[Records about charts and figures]
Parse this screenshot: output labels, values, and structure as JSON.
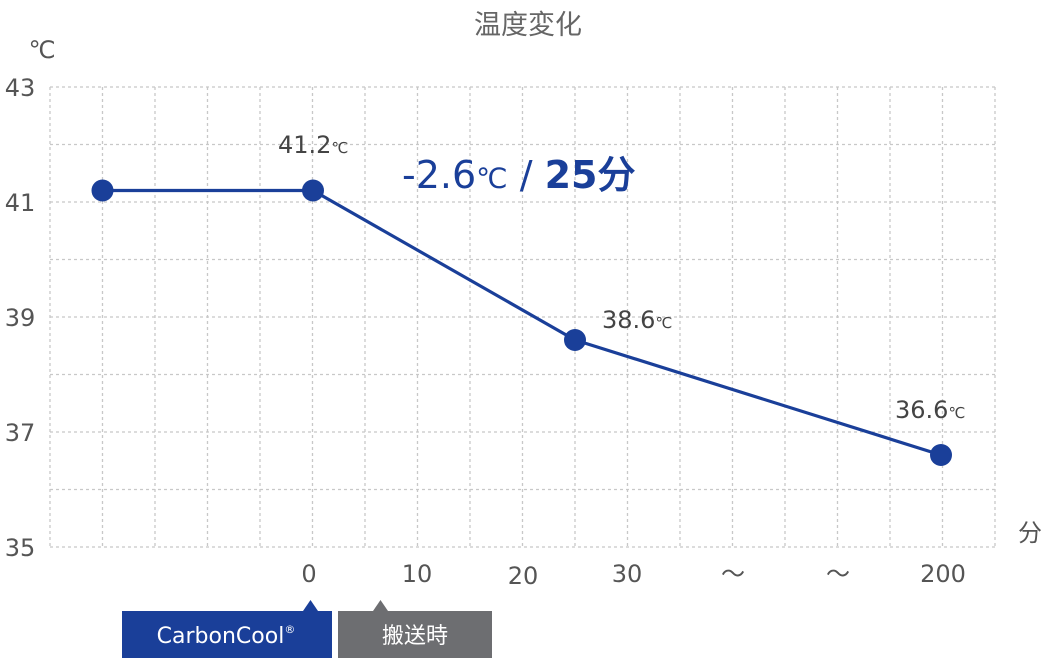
{
  "chart_data": {
    "type": "line",
    "title": "温度変化",
    "ylabel": "℃",
    "xlabel": "分",
    "ylim": [
      35,
      43
    ],
    "y_ticks": [
      "35",
      "37",
      "39",
      "41",
      "43"
    ],
    "x_tick_labels": [
      "0",
      "10",
      "20",
      "30",
      "～",
      "～",
      "200"
    ],
    "grid": true,
    "series": [
      {
        "x": [
          "",
          "0",
          "25",
          "200"
        ],
        "values": [
          41.2,
          41.2,
          38.6,
          36.6
        ],
        "labels": [
          "",
          "41.2",
          "38.6",
          "36.6"
        ],
        "color": "#1a3f99"
      }
    ],
    "value_unit": "℃",
    "annotation": {
      "value": "-2.6",
      "unit": "℃",
      "sep": " / ",
      "duration": "25分"
    },
    "phases": [
      {
        "label": "CarbonCool",
        "mark": "®",
        "color": "#1a3f99"
      },
      {
        "label": "搬送時",
        "color": "#6d6e71"
      }
    ]
  }
}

WORK REQUIRED:
Write out each line of the data exactly; the images should be left out.

EXERCISE RESPONSE:
Parse this screenshot: output labels, values, and structure as JSON.
{
  "chart_data": {
    "type": "line",
    "title": "温度変化",
    "ylabel": "℃",
    "xlabel": "分",
    "ylim": [
      35,
      43
    ],
    "y_ticks": [
      "35",
      "37",
      "39",
      "41",
      "43"
    ],
    "x_tick_labels": [
      "0",
      "10",
      "20",
      "30",
      "～",
      "～",
      "200"
    ],
    "grid": true,
    "series": [
      {
        "x": [
          "",
          "0",
          "25",
          "200"
        ],
        "values": [
          41.2,
          41.2,
          38.6,
          36.6
        ],
        "labels": [
          "",
          "41.2",
          "38.6",
          "36.6"
        ],
        "color": "#1a3f99"
      }
    ],
    "value_unit": "℃",
    "annotation": {
      "value": "-2.6",
      "unit": "℃",
      "sep": " / ",
      "duration": "25分"
    },
    "phases": [
      {
        "label": "CarbonCool",
        "mark": "®",
        "color": "#1a3f99"
      },
      {
        "label": "搬送時",
        "color": "#6d6e71"
      }
    ]
  }
}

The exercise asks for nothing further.